**GOAL OF THE EXERCISE:**
Each entry must appear again exactly as it does in the source.

**PROVIDED RECORDS:**
-- START --
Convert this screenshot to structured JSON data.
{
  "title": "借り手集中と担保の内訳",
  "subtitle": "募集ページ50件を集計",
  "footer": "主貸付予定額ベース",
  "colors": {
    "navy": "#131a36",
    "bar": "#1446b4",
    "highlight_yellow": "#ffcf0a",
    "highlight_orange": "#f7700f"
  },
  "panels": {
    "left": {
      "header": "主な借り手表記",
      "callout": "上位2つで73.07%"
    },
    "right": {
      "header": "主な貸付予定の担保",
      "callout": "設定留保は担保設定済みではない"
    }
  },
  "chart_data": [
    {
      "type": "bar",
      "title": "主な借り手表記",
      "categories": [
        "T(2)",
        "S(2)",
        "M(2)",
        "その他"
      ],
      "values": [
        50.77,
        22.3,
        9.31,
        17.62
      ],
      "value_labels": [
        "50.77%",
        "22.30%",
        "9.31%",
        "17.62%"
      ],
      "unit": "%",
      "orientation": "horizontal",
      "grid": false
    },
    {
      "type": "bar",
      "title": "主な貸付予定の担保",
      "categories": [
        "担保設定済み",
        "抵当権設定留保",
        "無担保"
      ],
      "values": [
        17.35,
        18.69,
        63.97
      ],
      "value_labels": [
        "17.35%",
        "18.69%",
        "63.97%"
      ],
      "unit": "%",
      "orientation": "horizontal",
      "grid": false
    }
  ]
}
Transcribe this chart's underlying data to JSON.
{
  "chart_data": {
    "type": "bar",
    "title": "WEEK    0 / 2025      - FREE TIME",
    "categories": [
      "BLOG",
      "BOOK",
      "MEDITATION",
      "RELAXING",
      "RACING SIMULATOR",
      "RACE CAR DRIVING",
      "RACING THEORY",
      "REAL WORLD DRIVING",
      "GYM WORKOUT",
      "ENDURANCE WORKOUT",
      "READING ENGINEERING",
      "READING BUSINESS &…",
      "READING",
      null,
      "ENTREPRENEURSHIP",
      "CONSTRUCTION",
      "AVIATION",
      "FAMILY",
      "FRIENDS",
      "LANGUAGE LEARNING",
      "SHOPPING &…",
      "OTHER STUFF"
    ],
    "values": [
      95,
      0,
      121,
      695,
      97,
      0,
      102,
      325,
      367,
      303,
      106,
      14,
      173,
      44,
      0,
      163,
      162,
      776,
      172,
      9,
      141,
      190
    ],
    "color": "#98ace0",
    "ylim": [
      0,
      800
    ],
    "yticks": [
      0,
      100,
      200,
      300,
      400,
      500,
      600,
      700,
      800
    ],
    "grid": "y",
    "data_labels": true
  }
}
-- END --
**EXERCISE RESULT:**
Convert this screenshot to structured JSON data.
{
  "title": "借り手集中と担保の内訳",
  "subtitle": "募集ページ50件を集計",
  "footer": "主貸付予定額ベース",
  "colors": {
    "navy": "#131a36",
    "bar": "#1446b4",
    "highlight_yellow": "#ffcf0a",
    "highlight_orange": "#f7700f"
  },
  "panels": {
    "left": {
      "header": "主な借り手表記",
      "callout": "上位2つで73.07%"
    },
    "right": {
      "header": "主な貸付予定の担保",
      "callout": "設定留保は担保設定済みではない"
    }
  },
  "chart_data": [
    {
      "type": "bar",
      "title": "主な借り手表記",
      "categories": [
        "T(2)",
        "S(2)",
        "M(2)",
        "その他"
      ],
      "values": [
        50.77,
        22.3,
        9.31,
        17.62
      ],
      "value_labels": [
        "50.77%",
        "22.30%",
        "9.31%",
        "17.62%"
      ],
      "unit": "%",
      "orientation": "horizontal",
      "grid": false
    },
    {
      "type": "bar",
      "title": "主な貸付予定の担保",
      "categories": [
        "担保設定済み",
        "抵当権設定留保",
        "無担保"
      ],
      "values": [
        17.35,
        18.69,
        63.97
      ],
      "value_labels": [
        "17.35%",
        "18.69%",
        "63.97%"
      ],
      "unit": "%",
      "orientation": "horizontal",
      "grid": false
    }
  ]
}
Transcribe this chart's underlying data to JSON.
{
  "chart_data": {
    "type": "bar",
    "title": "WEEK    0 / 2025      - FREE TIME",
    "categories": [
      "BLOG",
      "BOOK",
      "MEDITATION",
      "RELAXING",
      "RACING SIMULATOR",
      "RACE CAR DRIVING",
      "RACING THEORY",
      "REAL WORLD DRIVING",
      "GYM WORKOUT",
      "ENDURANCE WORKOUT",
      "READING ENGINEERING",
      "READING BUSINESS &…",
      "READING",
      null,
      "ENTREPRENEURSHIP",
      "CONSTRUCTION",
      "AVIATION",
      "FAMILY",
      "FRIENDS",
      "LANGUAGE LEARNING",
      "SHOPPING &…",
      "OTHER STUFF"
    ],
    "values": [
      95,
      0,
      121,
      695,
      97,
      0,
      102,
      325,
      367,
      303,
      106,
      14,
      173,
      44,
      0,
      163,
      162,
      776,
      172,
      9,
      141,
      190
    ],
    "color": "#98ace0",
    "ylim": [
      0,
      800
    ],
    "yticks": [
      0,
      100,
      200,
      300,
      400,
      500,
      600,
      700,
      800
    ],
    "grid": "y",
    "data_labels": true
  }
}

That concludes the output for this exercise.